BEGIN DATASET EXTRACT

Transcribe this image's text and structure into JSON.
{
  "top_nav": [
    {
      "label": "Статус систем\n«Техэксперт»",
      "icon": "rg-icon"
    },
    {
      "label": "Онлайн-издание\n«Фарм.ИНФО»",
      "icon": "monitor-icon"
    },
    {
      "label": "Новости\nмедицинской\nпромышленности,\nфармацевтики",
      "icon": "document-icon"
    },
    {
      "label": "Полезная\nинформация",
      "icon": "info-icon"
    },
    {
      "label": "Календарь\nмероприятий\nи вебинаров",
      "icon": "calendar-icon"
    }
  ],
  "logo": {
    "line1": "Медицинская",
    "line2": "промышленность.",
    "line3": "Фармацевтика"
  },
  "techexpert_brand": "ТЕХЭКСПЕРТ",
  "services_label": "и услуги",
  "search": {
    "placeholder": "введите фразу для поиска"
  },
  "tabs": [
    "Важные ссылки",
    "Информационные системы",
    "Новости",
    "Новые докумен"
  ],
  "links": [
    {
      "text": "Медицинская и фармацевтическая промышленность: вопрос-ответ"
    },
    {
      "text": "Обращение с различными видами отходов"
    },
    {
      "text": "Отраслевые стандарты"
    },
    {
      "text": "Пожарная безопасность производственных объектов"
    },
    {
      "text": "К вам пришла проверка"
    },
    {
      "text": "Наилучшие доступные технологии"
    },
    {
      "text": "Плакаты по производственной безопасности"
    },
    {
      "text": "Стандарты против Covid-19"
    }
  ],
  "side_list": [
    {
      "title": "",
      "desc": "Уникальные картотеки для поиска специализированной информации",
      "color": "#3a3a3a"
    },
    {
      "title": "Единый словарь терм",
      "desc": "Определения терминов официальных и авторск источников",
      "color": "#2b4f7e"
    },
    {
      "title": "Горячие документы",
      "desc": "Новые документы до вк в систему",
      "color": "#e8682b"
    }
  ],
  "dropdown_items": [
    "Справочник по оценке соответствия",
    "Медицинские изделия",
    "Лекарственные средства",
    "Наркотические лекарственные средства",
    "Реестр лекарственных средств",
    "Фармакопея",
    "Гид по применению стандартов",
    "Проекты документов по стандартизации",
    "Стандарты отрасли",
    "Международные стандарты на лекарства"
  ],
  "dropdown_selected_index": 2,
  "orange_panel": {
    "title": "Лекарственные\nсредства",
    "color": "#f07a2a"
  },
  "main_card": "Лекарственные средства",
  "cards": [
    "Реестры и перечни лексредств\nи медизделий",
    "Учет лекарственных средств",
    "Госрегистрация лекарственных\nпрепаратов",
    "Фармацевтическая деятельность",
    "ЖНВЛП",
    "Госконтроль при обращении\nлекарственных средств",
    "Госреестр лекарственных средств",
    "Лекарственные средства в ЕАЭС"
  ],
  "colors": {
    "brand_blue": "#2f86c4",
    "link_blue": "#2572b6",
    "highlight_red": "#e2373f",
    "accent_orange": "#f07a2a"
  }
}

END DATASET EXTRACT

Report only how many lines of the listing hold the word "Новые".

2